> **The task**: Filter the entries, keeping every line with the word "JSON".
════════════════
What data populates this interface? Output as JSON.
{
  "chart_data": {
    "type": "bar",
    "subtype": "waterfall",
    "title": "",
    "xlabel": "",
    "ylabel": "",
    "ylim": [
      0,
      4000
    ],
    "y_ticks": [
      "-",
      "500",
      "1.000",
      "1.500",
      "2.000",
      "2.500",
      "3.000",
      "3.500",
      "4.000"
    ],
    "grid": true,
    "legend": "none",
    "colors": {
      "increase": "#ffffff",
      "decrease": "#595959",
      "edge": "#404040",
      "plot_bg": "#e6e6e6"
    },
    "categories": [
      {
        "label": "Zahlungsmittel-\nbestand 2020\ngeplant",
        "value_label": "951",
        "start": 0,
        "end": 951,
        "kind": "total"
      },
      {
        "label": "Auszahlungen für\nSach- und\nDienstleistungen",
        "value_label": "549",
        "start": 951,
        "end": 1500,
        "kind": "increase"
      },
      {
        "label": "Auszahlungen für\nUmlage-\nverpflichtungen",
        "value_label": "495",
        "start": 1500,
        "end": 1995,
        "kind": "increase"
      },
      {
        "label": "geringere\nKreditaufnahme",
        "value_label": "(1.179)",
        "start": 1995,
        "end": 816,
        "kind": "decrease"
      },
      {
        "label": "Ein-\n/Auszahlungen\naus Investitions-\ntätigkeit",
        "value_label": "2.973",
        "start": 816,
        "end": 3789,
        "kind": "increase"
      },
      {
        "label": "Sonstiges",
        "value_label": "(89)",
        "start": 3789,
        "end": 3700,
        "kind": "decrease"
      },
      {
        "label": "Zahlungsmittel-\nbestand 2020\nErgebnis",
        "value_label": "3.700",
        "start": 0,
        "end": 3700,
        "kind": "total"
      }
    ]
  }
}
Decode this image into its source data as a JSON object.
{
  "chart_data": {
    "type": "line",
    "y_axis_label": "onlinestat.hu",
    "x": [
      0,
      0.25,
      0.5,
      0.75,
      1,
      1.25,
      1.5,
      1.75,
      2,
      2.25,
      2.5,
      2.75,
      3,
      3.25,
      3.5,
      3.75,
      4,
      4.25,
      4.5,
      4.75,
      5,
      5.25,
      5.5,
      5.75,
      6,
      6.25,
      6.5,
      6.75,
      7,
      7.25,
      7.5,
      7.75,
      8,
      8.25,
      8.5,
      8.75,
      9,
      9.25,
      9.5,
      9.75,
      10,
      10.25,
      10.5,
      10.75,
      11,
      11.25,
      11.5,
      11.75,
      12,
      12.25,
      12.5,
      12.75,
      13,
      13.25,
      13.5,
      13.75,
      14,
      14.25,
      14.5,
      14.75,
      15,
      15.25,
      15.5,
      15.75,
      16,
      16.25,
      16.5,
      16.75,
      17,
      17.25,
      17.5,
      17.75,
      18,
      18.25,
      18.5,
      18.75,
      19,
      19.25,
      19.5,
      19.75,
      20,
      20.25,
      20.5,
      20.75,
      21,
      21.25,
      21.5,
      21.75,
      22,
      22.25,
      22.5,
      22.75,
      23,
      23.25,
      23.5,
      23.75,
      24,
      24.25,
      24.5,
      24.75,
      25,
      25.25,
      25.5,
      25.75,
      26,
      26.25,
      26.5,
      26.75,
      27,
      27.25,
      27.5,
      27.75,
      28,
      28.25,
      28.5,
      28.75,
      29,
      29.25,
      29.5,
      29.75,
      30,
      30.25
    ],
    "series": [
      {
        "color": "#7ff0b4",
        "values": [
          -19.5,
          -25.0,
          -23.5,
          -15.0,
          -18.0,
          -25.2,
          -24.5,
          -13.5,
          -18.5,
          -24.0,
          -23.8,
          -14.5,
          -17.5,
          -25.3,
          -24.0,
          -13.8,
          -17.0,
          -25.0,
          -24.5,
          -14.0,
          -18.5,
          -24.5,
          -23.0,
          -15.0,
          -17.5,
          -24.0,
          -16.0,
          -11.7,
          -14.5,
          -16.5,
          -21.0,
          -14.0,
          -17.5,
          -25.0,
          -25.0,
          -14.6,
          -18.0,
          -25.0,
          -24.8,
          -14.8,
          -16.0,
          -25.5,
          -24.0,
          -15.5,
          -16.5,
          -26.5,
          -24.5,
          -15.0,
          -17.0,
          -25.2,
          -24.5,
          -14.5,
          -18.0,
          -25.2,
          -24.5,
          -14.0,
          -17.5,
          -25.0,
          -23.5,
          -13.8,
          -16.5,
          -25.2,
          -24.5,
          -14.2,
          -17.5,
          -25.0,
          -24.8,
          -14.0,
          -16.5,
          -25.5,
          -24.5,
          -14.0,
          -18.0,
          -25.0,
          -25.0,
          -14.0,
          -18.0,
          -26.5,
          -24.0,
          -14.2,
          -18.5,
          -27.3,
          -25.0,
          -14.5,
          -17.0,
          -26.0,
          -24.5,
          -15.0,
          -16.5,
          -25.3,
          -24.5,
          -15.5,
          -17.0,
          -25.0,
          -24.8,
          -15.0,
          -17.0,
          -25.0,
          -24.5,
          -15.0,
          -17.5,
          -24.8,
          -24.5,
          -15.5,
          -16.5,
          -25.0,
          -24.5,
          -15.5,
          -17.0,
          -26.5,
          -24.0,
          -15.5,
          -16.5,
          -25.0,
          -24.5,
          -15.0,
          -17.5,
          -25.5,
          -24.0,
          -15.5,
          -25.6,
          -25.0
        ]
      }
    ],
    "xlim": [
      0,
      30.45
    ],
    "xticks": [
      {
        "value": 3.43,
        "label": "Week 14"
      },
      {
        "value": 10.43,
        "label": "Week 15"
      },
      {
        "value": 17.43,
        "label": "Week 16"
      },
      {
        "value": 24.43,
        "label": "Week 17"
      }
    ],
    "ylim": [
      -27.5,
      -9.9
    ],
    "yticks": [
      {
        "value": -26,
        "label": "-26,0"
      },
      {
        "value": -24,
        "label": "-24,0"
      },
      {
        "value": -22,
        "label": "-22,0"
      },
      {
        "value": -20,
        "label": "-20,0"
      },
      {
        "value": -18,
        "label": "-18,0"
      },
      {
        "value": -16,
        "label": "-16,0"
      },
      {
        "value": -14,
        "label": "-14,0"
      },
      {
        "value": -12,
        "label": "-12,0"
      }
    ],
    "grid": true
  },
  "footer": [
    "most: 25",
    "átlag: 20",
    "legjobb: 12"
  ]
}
════════════════
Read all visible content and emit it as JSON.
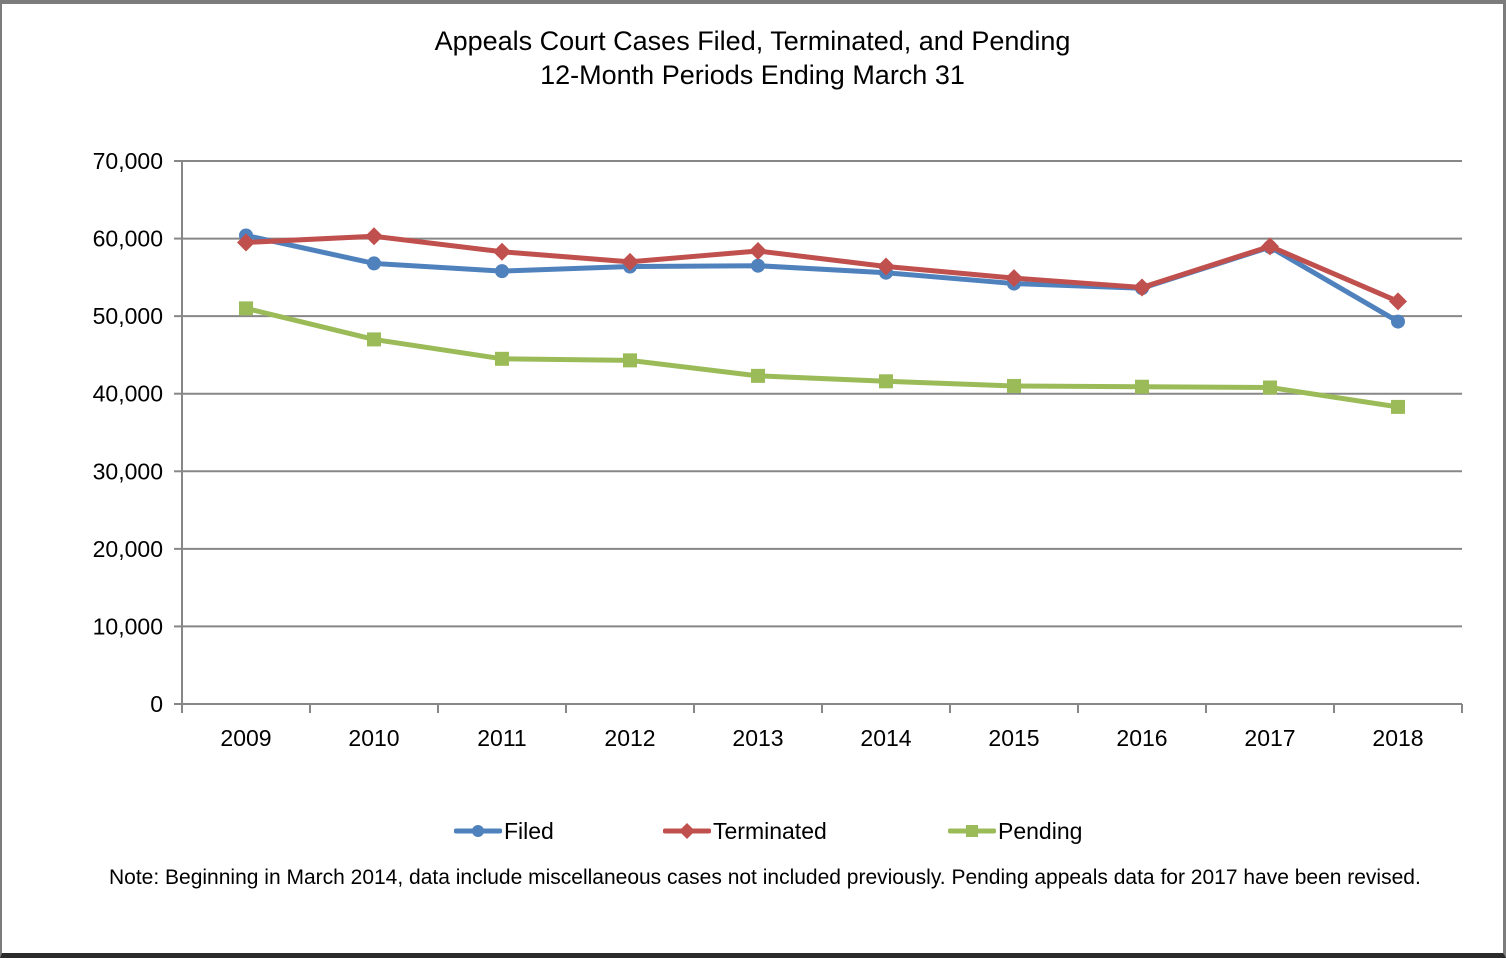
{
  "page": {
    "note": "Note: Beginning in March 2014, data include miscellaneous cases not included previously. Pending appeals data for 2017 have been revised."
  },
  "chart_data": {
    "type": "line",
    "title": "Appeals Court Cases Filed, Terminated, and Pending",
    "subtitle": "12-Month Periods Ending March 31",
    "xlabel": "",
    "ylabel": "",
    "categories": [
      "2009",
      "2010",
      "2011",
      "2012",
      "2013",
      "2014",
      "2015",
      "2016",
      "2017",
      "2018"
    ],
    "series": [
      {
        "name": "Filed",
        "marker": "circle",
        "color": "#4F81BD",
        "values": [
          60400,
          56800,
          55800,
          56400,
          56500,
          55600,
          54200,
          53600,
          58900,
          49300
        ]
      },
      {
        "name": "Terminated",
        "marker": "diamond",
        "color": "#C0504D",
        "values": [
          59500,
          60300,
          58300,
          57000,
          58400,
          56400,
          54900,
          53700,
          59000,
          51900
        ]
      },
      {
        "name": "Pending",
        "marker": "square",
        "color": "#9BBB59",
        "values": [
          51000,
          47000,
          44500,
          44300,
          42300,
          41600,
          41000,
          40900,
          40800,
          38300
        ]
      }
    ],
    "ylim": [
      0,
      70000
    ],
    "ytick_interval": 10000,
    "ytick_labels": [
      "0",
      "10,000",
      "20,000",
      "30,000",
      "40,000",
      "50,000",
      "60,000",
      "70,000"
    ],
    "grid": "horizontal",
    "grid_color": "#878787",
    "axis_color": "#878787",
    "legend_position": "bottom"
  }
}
════════════════
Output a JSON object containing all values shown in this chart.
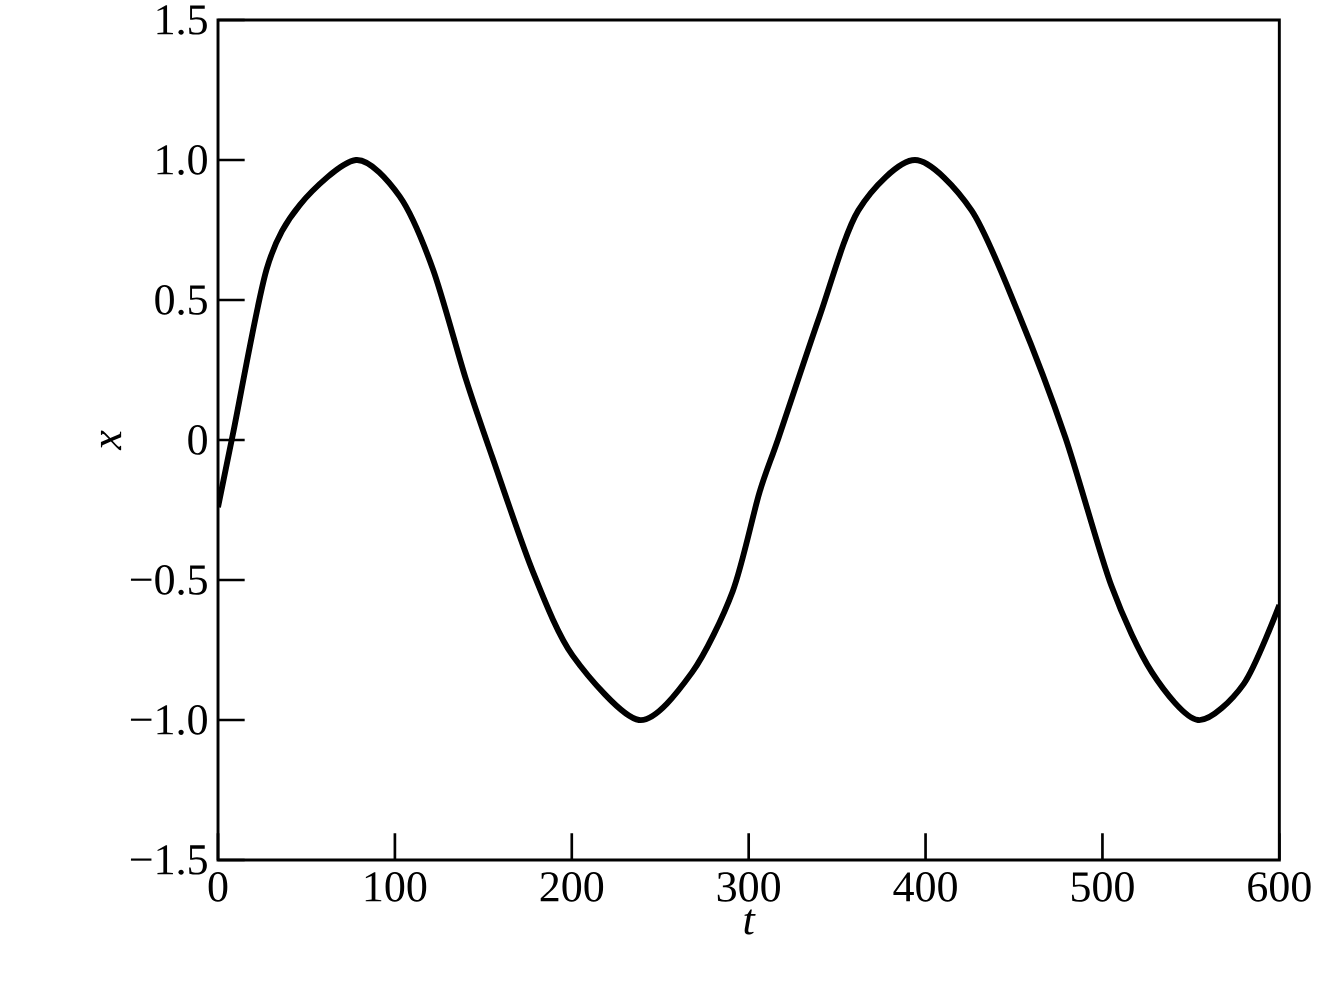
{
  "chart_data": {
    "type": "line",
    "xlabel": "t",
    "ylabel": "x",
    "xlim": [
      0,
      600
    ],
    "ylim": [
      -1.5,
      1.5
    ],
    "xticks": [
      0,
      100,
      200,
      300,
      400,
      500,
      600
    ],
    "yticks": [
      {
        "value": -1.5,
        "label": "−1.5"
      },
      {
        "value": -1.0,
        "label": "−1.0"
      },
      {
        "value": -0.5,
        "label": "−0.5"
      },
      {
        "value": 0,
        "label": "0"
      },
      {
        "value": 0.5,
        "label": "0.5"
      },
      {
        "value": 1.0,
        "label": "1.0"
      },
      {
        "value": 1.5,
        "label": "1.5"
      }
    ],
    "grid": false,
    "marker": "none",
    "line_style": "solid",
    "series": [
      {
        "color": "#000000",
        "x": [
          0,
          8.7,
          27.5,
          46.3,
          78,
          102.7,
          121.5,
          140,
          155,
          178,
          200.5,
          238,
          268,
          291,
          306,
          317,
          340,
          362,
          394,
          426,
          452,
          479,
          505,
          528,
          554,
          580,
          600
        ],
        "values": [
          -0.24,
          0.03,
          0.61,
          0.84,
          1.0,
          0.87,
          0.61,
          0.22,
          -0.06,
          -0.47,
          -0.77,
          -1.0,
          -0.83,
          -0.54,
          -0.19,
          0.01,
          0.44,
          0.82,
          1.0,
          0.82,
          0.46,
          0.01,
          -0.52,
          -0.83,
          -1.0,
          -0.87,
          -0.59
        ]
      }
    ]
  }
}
════════════════
> **Solved problem**:
What data populates this interface? Output as JSON.
Decode this image into its source data as a JSON object.
Read all visible content and emit it as JSON.
Output a JSON object containing all values shown in this chart.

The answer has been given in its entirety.